(Items from a figure collection):
+---+

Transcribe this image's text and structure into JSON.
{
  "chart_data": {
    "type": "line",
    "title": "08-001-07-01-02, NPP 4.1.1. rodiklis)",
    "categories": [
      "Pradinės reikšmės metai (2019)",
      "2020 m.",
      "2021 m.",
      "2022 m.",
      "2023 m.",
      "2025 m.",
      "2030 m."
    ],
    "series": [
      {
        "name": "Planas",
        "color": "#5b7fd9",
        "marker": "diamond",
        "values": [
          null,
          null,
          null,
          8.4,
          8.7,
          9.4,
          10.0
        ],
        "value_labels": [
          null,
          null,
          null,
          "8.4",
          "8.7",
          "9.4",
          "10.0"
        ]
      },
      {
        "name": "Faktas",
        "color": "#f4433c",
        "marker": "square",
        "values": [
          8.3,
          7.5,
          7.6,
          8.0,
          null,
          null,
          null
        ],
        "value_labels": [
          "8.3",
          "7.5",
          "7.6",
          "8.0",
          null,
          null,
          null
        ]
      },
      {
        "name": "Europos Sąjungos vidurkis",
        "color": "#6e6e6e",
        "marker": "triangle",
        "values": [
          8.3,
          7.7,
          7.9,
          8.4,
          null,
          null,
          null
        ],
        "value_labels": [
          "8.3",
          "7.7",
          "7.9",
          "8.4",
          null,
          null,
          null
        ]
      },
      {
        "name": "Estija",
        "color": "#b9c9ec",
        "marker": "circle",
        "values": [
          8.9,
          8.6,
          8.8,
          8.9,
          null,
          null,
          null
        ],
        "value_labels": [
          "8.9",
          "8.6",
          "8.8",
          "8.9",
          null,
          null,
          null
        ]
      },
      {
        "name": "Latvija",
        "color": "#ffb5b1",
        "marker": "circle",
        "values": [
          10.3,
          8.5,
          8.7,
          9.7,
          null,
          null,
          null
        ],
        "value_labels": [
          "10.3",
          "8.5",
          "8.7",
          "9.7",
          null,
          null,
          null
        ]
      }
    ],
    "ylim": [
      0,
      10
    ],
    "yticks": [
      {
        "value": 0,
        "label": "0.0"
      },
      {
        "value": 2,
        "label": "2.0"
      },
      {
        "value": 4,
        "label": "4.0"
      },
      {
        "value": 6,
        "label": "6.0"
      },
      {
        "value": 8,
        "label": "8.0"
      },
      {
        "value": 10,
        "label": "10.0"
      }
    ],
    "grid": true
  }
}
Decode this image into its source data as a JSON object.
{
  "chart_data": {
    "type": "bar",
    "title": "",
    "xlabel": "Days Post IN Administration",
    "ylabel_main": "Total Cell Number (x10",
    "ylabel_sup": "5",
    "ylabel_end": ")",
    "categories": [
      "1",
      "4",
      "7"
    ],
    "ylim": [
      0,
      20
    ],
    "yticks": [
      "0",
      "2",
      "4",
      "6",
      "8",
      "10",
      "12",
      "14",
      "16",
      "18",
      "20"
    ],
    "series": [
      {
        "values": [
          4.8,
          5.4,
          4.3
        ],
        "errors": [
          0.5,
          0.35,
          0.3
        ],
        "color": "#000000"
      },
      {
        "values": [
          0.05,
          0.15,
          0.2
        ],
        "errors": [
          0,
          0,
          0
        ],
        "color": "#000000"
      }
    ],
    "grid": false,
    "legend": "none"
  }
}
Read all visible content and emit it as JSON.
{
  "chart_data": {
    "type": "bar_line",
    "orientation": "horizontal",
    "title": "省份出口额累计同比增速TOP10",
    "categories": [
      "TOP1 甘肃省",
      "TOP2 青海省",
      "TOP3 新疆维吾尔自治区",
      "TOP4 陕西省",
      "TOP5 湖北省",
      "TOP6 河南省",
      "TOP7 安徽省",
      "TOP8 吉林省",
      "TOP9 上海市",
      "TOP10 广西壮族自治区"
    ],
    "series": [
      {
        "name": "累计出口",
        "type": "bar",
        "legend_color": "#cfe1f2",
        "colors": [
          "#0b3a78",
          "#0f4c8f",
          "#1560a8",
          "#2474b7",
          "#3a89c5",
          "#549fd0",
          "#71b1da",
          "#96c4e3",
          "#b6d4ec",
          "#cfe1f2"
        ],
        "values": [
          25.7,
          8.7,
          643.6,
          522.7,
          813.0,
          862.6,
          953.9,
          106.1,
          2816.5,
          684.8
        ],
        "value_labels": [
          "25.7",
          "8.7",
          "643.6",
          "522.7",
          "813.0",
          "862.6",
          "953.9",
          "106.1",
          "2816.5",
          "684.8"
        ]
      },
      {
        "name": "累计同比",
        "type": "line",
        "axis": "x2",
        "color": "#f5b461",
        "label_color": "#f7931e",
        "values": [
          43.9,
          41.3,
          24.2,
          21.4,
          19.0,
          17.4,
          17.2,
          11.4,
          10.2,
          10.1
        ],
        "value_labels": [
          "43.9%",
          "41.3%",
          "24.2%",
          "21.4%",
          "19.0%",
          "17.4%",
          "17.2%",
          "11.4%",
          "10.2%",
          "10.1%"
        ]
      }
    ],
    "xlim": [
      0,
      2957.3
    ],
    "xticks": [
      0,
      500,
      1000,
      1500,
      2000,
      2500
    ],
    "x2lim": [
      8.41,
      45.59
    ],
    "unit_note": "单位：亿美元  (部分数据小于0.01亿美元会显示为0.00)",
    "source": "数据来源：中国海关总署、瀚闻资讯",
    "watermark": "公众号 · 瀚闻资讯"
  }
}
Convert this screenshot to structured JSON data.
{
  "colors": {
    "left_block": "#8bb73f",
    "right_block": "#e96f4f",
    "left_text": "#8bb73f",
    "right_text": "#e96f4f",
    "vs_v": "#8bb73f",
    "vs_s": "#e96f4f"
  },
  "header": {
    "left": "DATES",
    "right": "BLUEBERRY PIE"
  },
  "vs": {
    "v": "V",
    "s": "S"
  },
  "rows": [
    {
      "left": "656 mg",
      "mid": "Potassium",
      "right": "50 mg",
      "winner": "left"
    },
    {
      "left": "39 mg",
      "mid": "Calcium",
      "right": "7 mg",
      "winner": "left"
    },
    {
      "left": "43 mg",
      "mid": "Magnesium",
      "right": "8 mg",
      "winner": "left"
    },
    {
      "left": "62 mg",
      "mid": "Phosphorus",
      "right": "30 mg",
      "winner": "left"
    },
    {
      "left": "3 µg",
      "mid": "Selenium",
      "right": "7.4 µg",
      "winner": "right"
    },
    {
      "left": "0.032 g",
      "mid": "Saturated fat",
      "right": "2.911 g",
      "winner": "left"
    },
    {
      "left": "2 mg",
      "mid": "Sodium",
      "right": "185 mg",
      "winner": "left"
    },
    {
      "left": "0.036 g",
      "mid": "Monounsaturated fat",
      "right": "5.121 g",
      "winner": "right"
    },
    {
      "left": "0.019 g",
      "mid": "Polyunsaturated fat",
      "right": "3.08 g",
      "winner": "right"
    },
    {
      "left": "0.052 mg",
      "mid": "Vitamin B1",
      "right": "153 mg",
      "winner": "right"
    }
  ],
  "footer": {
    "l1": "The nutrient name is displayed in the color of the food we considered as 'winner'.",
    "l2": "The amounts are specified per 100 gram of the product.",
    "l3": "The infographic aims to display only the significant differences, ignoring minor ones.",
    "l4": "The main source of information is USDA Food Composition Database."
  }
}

+---+

In the listing above, locate each line with "JSON" and copy it.

(EXPECTED OUTPUT):
Transcribe this image's text and structure into JSON.
Decode this image into its source data as a JSON object.
Read all visible content and emit it as JSON.
Convert this screenshot to structured JSON data.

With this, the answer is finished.